**What you need to do:** Reproduce every line of the entries below, keeping each character unchanged.

Collection entries:
==============================

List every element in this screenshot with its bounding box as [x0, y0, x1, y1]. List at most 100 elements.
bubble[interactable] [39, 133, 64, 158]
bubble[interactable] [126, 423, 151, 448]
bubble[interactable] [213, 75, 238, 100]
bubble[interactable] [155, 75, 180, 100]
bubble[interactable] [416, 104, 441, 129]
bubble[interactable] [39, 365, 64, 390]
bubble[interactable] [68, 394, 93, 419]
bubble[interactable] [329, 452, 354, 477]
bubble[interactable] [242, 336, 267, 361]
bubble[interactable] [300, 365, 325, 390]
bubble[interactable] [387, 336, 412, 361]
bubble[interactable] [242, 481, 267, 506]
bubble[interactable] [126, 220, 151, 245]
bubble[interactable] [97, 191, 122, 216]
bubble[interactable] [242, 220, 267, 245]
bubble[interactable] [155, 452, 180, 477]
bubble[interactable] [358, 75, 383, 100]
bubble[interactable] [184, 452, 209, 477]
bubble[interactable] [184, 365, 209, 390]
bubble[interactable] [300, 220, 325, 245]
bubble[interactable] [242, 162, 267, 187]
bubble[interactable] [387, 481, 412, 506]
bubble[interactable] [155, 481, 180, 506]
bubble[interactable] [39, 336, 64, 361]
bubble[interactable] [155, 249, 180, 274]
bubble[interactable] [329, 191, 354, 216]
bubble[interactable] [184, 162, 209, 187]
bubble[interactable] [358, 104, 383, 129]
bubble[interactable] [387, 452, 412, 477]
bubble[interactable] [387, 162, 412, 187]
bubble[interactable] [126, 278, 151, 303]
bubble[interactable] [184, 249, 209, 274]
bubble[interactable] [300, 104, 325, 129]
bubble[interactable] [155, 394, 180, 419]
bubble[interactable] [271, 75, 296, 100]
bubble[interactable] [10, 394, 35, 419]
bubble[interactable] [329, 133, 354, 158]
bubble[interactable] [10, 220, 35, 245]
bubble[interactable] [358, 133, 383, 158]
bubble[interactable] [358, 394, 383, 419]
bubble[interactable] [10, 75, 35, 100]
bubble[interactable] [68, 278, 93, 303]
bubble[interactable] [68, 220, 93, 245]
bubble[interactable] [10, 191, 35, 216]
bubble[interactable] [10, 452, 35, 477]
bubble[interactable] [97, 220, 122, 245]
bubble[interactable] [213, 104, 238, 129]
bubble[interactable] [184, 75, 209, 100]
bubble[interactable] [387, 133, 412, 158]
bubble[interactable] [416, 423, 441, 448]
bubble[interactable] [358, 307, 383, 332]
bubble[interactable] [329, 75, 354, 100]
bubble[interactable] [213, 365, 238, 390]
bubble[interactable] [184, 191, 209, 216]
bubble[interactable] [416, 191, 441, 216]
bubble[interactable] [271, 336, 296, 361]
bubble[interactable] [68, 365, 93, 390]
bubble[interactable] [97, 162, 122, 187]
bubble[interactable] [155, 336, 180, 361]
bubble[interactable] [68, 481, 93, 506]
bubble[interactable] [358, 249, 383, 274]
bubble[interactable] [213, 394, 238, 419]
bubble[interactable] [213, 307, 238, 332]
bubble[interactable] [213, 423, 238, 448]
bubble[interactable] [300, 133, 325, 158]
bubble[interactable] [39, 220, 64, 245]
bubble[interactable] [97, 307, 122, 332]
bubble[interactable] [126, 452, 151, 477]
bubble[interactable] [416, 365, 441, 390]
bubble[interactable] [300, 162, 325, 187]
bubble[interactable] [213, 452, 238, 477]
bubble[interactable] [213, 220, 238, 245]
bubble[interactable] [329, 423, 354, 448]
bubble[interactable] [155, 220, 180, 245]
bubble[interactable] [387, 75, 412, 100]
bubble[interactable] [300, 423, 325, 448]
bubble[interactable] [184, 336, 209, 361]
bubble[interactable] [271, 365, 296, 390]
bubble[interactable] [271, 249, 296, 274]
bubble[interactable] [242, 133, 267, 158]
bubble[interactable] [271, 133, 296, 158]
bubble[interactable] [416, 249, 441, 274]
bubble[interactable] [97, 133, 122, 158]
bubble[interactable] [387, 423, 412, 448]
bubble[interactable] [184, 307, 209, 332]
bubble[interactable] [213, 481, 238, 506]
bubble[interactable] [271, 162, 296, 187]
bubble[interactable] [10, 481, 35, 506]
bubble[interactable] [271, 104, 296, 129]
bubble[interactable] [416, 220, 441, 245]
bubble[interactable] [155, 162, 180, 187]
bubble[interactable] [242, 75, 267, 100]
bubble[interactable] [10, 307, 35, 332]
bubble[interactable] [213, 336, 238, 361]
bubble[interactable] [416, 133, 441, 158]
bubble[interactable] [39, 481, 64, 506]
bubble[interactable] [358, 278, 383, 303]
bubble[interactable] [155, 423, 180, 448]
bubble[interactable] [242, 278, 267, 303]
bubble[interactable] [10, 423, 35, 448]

==============================

**Answer to the exercise:**
List every element in this screenshot with its bounding box as [x0, y0, x1, y1]. List at most 100 elements.
bubble[interactable] [39, 133, 64, 158]
bubble[interactable] [126, 423, 151, 448]
bubble[interactable] [213, 75, 238, 100]
bubble[interactable] [155, 75, 180, 100]
bubble[interactable] [416, 104, 441, 129]
bubble[interactable] [39, 365, 64, 390]
bubble[interactable] [68, 394, 93, 419]
bubble[interactable] [329, 452, 354, 477]
bubble[interactable] [242, 336, 267, 361]
bubble[interactable] [300, 365, 325, 390]
bubble[interactable] [387, 336, 412, 361]
bubble[interactable] [242, 481, 267, 506]
bubble[interactable] [126, 220, 151, 245]
bubble[interactable] [97, 191, 122, 216]
bubble[interactable] [242, 220, 267, 245]
bubble[interactable] [155, 452, 180, 477]
bubble[interactable] [358, 75, 383, 100]
bubble[interactable] [184, 452, 209, 477]
bubble[interactable] [184, 365, 209, 390]
bubble[interactable] [300, 220, 325, 245]
bubble[interactable] [242, 162, 267, 187]
bubble[interactable] [387, 481, 412, 506]
bubble[interactable] [155, 481, 180, 506]
bubble[interactable] [39, 336, 64, 361]
bubble[interactable] [155, 249, 180, 274]
bubble[interactable] [329, 191, 354, 216]
bubble[interactable] [184, 162, 209, 187]
bubble[interactable] [358, 104, 383, 129]
bubble[interactable] [387, 452, 412, 477]
bubble[interactable] [387, 162, 412, 187]
bubble[interactable] [126, 278, 151, 303]
bubble[interactable] [184, 249, 209, 274]
bubble[interactable] [300, 104, 325, 129]
bubble[interactable] [155, 394, 180, 419]
bubble[interactable] [271, 75, 296, 100]
bubble[interactable] [10, 394, 35, 419]
bubble[interactable] [329, 133, 354, 158]
bubble[interactable] [10, 220, 35, 245]
bubble[interactable] [358, 133, 383, 158]
bubble[interactable] [358, 394, 383, 419]
bubble[interactable] [10, 75, 35, 100]
bubble[interactable] [68, 278, 93, 303]
bubble[interactable] [68, 220, 93, 245]
bubble[interactable] [10, 191, 35, 216]
bubble[interactable] [10, 452, 35, 477]
bubble[interactable] [97, 220, 122, 245]
bubble[interactable] [213, 104, 238, 129]
bubble[interactable] [184, 75, 209, 100]
bubble[interactable] [387, 133, 412, 158]
bubble[interactable] [416, 423, 441, 448]
bubble[interactable] [358, 307, 383, 332]
bubble[interactable] [329, 75, 354, 100]
bubble[interactable] [213, 365, 238, 390]
bubble[interactable] [184, 191, 209, 216]
bubble[interactable] [416, 191, 441, 216]
bubble[interactable] [271, 336, 296, 361]
bubble[interactable] [68, 365, 93, 390]
bubble[interactable] [97, 162, 122, 187]
bubble[interactable] [155, 336, 180, 361]
bubble[interactable] [68, 481, 93, 506]
bubble[interactable] [358, 249, 383, 274]
bubble[interactable] [213, 394, 238, 419]
bubble[interactable] [213, 307, 238, 332]
bubble[interactable] [213, 423, 238, 448]
bubble[interactable] [300, 133, 325, 158]
bubble[interactable] [39, 220, 64, 245]
bubble[interactable] [97, 307, 122, 332]
bubble[interactable] [126, 452, 151, 477]
bubble[interactable] [416, 365, 441, 390]
bubble[interactable] [300, 162, 325, 187]
bubble[interactable] [213, 452, 238, 477]
bubble[interactable] [213, 220, 238, 245]
bubble[interactable] [329, 423, 354, 448]
bubble[interactable] [155, 220, 180, 245]
bubble[interactable] [387, 75, 412, 100]
bubble[interactable] [300, 423, 325, 448]
bubble[interactable] [184, 336, 209, 361]
bubble[interactable] [271, 365, 296, 390]
bubble[interactable] [271, 249, 296, 274]
bubble[interactable] [242, 133, 267, 158]
bubble[interactable] [271, 133, 296, 158]
bubble[interactable] [416, 249, 441, 274]
bubble[interactable] [97, 133, 122, 158]
bubble[interactable] [387, 423, 412, 448]
bubble[interactable] [184, 307, 209, 332]
bubble[interactable] [213, 481, 238, 506]
bubble[interactable] [271, 162, 296, 187]
bubble[interactable] [10, 481, 35, 506]
bubble[interactable] [271, 104, 296, 129]
bubble[interactable] [416, 220, 441, 245]
bubble[interactable] [155, 162, 180, 187]
bubble[interactable] [242, 75, 267, 100]
bubble[interactable] [10, 307, 35, 332]
bubble[interactable] [213, 336, 238, 361]
bubble[interactable] [416, 133, 441, 158]
bubble[interactable] [39, 481, 64, 506]
bubble[interactable] [358, 278, 383, 303]
bubble[interactable] [155, 423, 180, 448]
bubble[interactable] [242, 278, 267, 303]
bubble[interactable] [10, 423, 35, 448]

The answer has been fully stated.